- **Problem description**: Track down the lines that contain "label" and copy them.

########################################

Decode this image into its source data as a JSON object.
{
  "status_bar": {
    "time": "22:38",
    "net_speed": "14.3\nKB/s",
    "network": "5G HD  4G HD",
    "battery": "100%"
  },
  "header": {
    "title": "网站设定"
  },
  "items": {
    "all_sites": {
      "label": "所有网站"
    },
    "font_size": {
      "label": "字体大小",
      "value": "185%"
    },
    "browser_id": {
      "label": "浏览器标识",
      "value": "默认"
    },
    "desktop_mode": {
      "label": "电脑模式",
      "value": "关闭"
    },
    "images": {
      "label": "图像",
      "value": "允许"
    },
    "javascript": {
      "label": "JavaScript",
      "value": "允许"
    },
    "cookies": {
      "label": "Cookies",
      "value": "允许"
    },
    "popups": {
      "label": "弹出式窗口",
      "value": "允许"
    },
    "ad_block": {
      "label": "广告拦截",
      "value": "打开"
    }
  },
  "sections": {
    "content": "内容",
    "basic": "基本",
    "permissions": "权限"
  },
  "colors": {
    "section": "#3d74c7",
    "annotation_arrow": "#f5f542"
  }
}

########################################

- **Answer for the task**:
      "label": "所有网站"
      "label": "字体大小",
      "label": "浏览器标识",
      "label": "电脑模式",
      "label": "图像",
      "label": "JavaScript",
      "label": "Cookies",
      "label": "弹出式窗口",
      "label": "广告拦截",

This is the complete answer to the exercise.